_Stated problem_
Count how many lines of the data below contain the string "verified"; the reply should be that number alone.
..............................
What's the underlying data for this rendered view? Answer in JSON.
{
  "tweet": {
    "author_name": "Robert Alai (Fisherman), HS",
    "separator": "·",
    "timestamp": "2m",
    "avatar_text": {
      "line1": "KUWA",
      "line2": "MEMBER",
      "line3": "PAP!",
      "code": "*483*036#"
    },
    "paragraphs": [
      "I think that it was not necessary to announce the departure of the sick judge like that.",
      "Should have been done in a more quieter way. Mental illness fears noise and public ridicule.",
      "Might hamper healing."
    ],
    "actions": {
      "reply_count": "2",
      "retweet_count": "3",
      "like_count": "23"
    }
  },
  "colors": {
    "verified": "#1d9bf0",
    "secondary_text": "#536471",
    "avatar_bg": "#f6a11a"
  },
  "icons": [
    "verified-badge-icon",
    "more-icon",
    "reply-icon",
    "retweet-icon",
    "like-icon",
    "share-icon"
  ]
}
..............................
_Solution_
2